> _Set problem_: Return each line of the records holding the string "правил".

□ □ □

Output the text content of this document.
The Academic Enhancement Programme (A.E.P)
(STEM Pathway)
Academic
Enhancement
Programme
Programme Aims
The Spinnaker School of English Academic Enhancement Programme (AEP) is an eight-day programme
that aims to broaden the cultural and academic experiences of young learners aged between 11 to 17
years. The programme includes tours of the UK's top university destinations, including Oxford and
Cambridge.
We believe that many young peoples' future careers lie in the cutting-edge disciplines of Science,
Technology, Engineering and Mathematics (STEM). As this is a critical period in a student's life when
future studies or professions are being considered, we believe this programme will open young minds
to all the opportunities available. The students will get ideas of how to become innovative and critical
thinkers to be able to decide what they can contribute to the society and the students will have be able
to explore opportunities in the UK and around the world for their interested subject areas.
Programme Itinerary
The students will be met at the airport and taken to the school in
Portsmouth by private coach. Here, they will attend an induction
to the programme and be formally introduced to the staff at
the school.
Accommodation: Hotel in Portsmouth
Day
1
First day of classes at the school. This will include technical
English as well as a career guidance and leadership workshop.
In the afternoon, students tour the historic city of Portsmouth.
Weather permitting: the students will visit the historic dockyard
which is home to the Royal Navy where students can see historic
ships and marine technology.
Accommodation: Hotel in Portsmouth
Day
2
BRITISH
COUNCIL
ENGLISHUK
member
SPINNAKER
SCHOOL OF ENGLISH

□ □ □

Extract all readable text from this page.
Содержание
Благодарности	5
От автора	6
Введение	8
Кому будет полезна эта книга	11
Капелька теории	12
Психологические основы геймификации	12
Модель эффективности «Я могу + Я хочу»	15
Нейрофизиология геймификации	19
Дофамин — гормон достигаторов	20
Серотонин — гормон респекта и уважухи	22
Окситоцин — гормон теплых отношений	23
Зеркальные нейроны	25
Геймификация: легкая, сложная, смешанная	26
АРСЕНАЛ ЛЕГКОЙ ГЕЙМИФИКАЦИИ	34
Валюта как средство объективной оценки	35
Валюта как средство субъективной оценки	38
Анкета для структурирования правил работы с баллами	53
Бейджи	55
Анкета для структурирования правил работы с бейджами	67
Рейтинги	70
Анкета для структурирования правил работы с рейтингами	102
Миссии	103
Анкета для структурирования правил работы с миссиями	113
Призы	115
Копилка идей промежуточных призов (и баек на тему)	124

□ □ □

> _Result of the task_:
Анкета для структурирования правил работы с баллами	53
Анкета для структурирования правил работы с бейджами	67
Анкета для структурирования правил работы с рейтингами	102
Анкета для структурирования правил работы с миссиями	113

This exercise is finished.